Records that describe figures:
========

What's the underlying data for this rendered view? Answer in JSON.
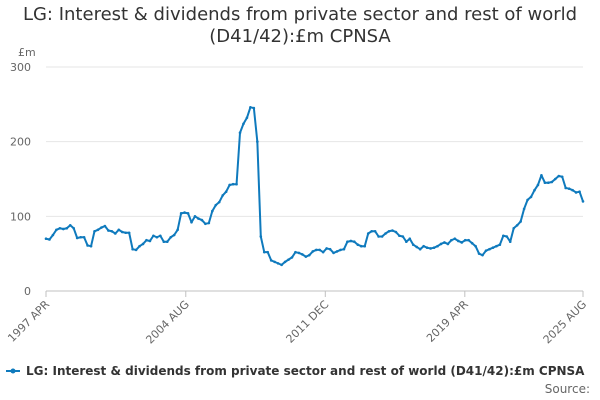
{
  "chart_data": {
    "type": "line",
    "title": "LG: Interest & dividends from private sector and rest of world (D41/42):£m CPNSA",
    "ylabel": "£m",
    "xlabel": "",
    "ylim": [
      0,
      300
    ],
    "yticks": [
      0,
      100,
      200,
      300
    ],
    "xtick_labels": [
      "1997 APR",
      "2004 AUG",
      "2011 DEC",
      "2019 APR",
      "2025 AUG"
    ],
    "grid": true,
    "legend_position": "bottom",
    "source_label": "Source:",
    "series": [
      {
        "name": "LG: Interest & dividends from private sector and rest of world (D41/42):£m CPNSA",
        "color": "#0f7abd",
        "start": "1997 Q2",
        "frequency": "quarterly",
        "values": [
          70,
          69,
          75,
          82,
          84,
          83,
          84,
          88,
          84,
          71,
          72,
          72,
          61,
          60,
          80,
          82,
          85,
          87,
          81,
          80,
          77,
          82,
          79,
          78,
          78,
          56,
          55,
          60,
          63,
          68,
          67,
          74,
          72,
          74,
          66,
          66,
          72,
          75,
          82,
          104,
          105,
          104,
          92,
          100,
          97,
          95,
          90,
          91,
          107,
          115,
          119,
          128,
          133,
          142,
          143,
          143,
          212,
          224,
          232,
          246,
          245,
          200,
          73,
          52,
          52,
          41,
          39,
          37,
          35,
          39,
          42,
          45,
          52,
          51,
          49,
          46,
          48,
          53,
          55,
          55,
          52,
          57,
          56,
          51,
          53,
          55,
          56,
          66,
          67,
          66,
          62,
          60,
          60,
          77,
          80,
          80,
          73,
          73,
          77,
          80,
          81,
          79,
          74,
          73,
          66,
          70,
          62,
          59,
          56,
          60,
          58,
          57,
          58,
          60,
          63,
          65,
          63,
          68,
          70,
          67,
          65,
          68,
          68,
          64,
          60,
          50,
          48,
          54,
          56,
          58,
          60,
          62,
          74,
          73,
          66,
          84,
          88,
          93,
          110,
          122,
          126,
          135,
          142,
          155,
          145,
          145,
          146,
          150,
          154,
          153,
          138,
          137,
          135,
          132,
          133,
          120
        ]
      }
    ]
  }
}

========

#### Given request:
Copy each line in full and exactly, omitting any picture.

#### Written reply:
What's the underlying data for this rendered view? Answer in JSON.
{
  "chart_data": {
    "type": "line",
    "title": "LG: Interest & dividends from private sector and rest of world (D41/42):£m CPNSA",
    "ylabel": "£m",
    "xlabel": "",
    "ylim": [
      0,
      300
    ],
    "yticks": [
      0,
      100,
      200,
      300
    ],
    "xtick_labels": [
      "1997 APR",
      "2004 AUG",
      "2011 DEC",
      "2019 APR",
      "2025 AUG"
    ],
    "grid": true,
    "legend_position": "bottom",
    "source_label": "Source:",
    "series": [
      {
        "name": "LG: Interest & dividends from private sector and rest of world (D41/42):£m CPNSA",
        "color": "#0f7abd",
        "start": "1997 Q2",
        "frequency": "quarterly",
        "values": [
          70,
          69,
          75,
          82,
          84,
          83,
          84,
          88,
          84,
          71,
          72,
          72,
          61,
          60,
          80,
          82,
          85,
          87,
          81,
          80,
          77,
          82,
          79,
          78,
          78,
          56,
          55,
          60,
          63,
          68,
          67,
          74,
          72,
          74,
          66,
          66,
          72,
          75,
          82,
          104,
          105,
          104,
          92,
          100,
          97,
          95,
          90,
          91,
          107,
          115,
          119,
          128,
          133,
          142,
          143,
          143,
          212,
          224,
          232,
          246,
          245,
          200,
          73,
          52,
          52,
          41,
          39,
          37,
          35,
          39,
          42,
          45,
          52,
          51,
          49,
          46,
          48,
          53,
          55,
          55,
          52,
          57,
          56,
          51,
          53,
          55,
          56,
          66,
          67,
          66,
          62,
          60,
          60,
          77,
          80,
          80,
          73,
          73,
          77,
          80,
          81,
          79,
          74,
          73,
          66,
          70,
          62,
          59,
          56,
          60,
          58,
          57,
          58,
          60,
          63,
          65,
          63,
          68,
          70,
          67,
          65,
          68,
          68,
          64,
          60,
          50,
          48,
          54,
          56,
          58,
          60,
          62,
          74,
          73,
          66,
          84,
          88,
          93,
          110,
          122,
          126,
          135,
          142,
          155,
          145,
          145,
          146,
          150,
          154,
          153,
          138,
          137,
          135,
          132,
          133,
          120
        ]
      }
    ]
  }
}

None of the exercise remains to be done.